--- start Input rows ---

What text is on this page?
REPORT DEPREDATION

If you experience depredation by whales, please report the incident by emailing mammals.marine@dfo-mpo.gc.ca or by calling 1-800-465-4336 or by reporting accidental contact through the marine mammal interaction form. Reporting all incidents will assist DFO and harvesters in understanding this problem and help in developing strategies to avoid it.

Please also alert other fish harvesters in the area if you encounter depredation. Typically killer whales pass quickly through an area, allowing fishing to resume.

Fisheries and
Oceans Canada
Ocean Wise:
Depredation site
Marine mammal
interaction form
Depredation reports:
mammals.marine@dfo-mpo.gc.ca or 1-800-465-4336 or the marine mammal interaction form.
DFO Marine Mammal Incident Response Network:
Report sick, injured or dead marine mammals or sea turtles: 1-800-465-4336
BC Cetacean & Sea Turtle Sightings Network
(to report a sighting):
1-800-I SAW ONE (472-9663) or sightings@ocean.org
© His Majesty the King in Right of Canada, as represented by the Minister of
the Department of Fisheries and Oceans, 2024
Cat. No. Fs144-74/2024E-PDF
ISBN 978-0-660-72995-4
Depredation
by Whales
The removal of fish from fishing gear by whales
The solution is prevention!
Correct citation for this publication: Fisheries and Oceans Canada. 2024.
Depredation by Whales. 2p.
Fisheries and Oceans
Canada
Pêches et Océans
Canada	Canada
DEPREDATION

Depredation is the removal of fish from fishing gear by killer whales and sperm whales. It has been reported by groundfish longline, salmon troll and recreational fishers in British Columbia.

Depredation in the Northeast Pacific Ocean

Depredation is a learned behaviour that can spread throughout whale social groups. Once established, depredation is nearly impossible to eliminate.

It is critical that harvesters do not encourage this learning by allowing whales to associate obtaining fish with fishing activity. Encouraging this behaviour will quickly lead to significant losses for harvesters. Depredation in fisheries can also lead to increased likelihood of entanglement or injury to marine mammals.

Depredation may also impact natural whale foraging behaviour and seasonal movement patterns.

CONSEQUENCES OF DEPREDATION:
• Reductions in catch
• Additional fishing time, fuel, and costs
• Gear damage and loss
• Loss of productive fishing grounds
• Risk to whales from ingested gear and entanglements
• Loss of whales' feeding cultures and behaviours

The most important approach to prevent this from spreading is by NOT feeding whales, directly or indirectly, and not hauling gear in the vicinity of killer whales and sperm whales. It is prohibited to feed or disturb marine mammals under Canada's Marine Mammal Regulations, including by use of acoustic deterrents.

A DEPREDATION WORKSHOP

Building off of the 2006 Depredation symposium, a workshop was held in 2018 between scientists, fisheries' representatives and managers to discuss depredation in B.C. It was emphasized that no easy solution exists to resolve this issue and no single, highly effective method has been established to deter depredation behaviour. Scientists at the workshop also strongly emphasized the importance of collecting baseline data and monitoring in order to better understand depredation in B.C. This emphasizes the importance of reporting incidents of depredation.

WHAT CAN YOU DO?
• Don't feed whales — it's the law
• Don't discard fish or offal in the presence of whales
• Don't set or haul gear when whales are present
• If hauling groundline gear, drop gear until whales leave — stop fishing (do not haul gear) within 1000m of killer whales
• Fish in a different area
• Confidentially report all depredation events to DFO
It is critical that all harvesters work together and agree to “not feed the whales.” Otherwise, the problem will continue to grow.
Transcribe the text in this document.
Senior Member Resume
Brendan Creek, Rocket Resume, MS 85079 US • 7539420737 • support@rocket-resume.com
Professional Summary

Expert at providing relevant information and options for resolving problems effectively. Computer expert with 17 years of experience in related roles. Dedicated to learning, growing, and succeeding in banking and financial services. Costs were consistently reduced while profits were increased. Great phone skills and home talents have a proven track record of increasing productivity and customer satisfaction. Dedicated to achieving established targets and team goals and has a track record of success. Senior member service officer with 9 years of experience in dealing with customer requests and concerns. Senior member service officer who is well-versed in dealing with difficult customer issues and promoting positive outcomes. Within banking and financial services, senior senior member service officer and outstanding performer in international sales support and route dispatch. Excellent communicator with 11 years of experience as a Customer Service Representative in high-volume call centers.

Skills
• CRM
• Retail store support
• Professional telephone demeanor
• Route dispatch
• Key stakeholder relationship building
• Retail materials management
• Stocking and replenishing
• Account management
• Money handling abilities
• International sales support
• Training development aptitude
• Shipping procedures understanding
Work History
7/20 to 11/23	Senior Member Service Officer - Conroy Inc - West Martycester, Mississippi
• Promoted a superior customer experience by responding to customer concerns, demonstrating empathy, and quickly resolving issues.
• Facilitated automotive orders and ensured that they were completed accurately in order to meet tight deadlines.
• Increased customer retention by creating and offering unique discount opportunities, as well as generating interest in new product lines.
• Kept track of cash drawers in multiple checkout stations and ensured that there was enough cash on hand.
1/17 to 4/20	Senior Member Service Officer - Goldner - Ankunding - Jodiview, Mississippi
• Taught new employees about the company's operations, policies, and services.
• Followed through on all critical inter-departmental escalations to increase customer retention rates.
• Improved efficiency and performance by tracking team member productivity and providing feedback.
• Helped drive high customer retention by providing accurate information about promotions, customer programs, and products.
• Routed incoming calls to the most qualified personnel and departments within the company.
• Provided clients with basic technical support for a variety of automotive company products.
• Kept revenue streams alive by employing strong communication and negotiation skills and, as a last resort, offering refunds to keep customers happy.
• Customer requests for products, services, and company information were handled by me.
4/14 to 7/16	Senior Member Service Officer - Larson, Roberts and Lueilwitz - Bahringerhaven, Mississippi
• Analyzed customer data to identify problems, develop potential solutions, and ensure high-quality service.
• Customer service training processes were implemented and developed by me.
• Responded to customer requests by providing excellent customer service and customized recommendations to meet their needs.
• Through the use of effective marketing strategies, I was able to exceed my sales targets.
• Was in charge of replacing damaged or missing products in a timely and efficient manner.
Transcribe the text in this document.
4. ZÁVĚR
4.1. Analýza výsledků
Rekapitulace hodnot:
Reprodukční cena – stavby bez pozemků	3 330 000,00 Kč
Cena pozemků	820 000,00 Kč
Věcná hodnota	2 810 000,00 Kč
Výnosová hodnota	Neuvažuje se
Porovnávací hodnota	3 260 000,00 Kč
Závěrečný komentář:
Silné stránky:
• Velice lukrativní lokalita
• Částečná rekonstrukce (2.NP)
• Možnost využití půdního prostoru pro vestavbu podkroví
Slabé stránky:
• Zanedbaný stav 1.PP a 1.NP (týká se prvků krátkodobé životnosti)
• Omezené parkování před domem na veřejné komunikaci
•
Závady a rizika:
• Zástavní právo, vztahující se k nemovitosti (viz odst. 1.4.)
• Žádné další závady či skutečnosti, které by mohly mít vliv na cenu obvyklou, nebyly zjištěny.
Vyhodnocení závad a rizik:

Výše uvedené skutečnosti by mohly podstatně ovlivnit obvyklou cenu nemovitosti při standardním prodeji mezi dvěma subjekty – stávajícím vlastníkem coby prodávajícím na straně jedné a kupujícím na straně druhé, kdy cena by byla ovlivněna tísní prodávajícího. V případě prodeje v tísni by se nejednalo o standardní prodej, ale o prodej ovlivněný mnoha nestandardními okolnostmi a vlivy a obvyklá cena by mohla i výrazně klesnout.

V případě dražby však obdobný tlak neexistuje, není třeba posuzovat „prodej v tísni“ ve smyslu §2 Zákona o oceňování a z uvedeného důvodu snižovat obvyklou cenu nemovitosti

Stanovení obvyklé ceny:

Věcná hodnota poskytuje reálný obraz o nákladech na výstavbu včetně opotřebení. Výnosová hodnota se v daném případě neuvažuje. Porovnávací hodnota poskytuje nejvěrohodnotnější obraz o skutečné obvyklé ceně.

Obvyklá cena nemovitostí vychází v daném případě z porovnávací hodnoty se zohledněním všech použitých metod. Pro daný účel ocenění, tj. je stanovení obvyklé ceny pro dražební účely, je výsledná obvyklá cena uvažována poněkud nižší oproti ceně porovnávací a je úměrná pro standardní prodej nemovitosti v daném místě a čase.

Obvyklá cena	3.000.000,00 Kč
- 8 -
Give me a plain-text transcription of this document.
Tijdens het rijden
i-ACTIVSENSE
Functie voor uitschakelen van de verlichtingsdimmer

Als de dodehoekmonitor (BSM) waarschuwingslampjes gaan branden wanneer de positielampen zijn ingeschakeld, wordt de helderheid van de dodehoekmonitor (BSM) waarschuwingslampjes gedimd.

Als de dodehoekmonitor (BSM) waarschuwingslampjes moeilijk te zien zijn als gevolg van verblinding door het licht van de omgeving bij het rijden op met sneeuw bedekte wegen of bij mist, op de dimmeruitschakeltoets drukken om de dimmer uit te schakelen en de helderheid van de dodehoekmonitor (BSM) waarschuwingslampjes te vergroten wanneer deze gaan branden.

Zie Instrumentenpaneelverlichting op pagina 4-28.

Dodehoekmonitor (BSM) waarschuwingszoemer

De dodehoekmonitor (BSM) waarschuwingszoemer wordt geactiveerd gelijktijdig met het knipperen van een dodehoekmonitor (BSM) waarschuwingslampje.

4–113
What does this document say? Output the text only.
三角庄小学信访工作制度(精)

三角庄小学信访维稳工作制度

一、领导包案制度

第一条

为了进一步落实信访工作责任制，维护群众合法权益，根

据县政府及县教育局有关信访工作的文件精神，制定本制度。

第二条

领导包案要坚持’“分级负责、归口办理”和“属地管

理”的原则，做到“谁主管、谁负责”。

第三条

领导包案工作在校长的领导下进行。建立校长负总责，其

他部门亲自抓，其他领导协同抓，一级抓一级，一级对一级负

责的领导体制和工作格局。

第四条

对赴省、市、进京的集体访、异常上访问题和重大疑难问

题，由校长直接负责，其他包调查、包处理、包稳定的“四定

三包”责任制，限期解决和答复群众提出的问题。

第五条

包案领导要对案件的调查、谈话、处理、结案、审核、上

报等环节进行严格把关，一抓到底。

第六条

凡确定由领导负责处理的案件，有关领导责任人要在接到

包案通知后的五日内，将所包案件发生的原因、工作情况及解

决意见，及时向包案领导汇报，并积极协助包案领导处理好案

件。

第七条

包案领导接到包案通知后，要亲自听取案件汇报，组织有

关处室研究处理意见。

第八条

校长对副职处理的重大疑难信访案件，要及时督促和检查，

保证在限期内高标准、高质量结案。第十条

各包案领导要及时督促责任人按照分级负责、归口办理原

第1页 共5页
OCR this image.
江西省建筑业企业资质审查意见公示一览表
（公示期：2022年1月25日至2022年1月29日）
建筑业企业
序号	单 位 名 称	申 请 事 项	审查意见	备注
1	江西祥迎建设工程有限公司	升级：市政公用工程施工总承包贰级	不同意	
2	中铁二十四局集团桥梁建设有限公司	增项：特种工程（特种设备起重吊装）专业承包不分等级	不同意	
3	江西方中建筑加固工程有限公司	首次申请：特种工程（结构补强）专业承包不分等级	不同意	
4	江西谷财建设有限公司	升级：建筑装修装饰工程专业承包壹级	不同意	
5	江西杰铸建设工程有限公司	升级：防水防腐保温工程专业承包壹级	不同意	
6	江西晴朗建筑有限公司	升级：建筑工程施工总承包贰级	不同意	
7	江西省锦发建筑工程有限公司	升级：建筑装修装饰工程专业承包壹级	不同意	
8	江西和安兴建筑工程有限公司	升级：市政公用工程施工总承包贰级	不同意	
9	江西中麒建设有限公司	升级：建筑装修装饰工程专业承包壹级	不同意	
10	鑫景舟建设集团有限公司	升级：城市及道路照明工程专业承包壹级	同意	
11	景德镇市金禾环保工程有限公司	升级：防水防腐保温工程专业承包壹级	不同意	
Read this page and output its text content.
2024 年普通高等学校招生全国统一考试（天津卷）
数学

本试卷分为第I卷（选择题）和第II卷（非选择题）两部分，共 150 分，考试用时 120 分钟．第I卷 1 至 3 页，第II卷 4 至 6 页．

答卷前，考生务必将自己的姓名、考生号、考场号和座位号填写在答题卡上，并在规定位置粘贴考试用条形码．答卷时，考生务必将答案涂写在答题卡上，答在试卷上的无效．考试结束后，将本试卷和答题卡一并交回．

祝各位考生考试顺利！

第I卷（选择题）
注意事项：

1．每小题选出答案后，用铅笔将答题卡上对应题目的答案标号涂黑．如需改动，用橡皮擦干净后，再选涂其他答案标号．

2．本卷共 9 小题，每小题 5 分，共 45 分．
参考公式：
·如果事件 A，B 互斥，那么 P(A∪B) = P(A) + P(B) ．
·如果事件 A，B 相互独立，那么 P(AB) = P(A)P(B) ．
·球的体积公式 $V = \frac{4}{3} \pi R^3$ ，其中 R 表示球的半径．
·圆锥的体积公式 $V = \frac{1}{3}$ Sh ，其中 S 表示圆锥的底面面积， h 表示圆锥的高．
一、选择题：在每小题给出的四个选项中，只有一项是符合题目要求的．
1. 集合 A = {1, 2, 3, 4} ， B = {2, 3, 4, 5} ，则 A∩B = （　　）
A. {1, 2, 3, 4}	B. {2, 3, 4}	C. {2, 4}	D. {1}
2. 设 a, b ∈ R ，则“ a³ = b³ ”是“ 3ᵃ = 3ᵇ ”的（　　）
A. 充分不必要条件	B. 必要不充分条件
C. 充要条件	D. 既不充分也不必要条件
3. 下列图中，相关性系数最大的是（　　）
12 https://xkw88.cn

--- end Input rows ---

> [Exercise requirements]
Give the lines from the one containing "Read this page and output its text content." through the end of the entries again, exactly as written and with no other lines.

> [Task answer]
Read this page and output its text content.
2024 年普通高等学校招生全国统一考试（天津卷）
数学

本试卷分为第I卷（选择题）和第II卷（非选择题）两部分，共 150 分，考试用时 120 分钟．第I卷 1 至 3 页，第II卷 4 至 6 页．

答卷前，考生务必将自己的姓名、考生号、考场号和座位号填写在答题卡上，并在规定位置粘贴考试用条形码．答卷时，考生务必将答案涂写在答题卡上，答在试卷上的无效．考试结束后，将本试卷和答题卡一并交回．

祝各位考生考试顺利！

第I卷（选择题）
注意事项：

1．每小题选出答案后，用铅笔将答题卡上对应题目的答案标号涂黑．如需改动，用橡皮擦干净后，再选涂其他答案标号．

2．本卷共 9 小题，每小题 5 分，共 45 分．
参考公式：
·如果事件 A，B 互斥，那么 P(A∪B) = P(A) + P(B) ．
·如果事件 A，B 相互独立，那么 P(AB) = P(A)P(B) ．
·球的体积公式 $V = \frac{4}{3} \pi R^3$ ，其中 R 表示球的半径．
·圆锥的体积公式 $V = \frac{1}{3}$ Sh ，其中 S 表示圆锥的底面面积， h 表示圆锥的高．
一、选择题：在每小题给出的四个选项中，只有一项是符合题目要求的．
1. 集合 A = {1, 2, 3, 4} ， B = {2, 3, 4, 5} ，则 A∩B = （　　）
A. {1, 2, 3, 4}	B. {2, 3, 4}	C. {2, 4}	D. {1}
2. 设 a, b ∈ R ，则“ a³ = b³ ”是“ 3ᵃ = 3ᵇ ”的（　　）
A. 充分不必要条件	B. 必要不充分条件
C. 充要条件	D. 既不充分也不必要条件
3. 下列图中，相关性系数最大的是（　　）
12 https://xkw88.cn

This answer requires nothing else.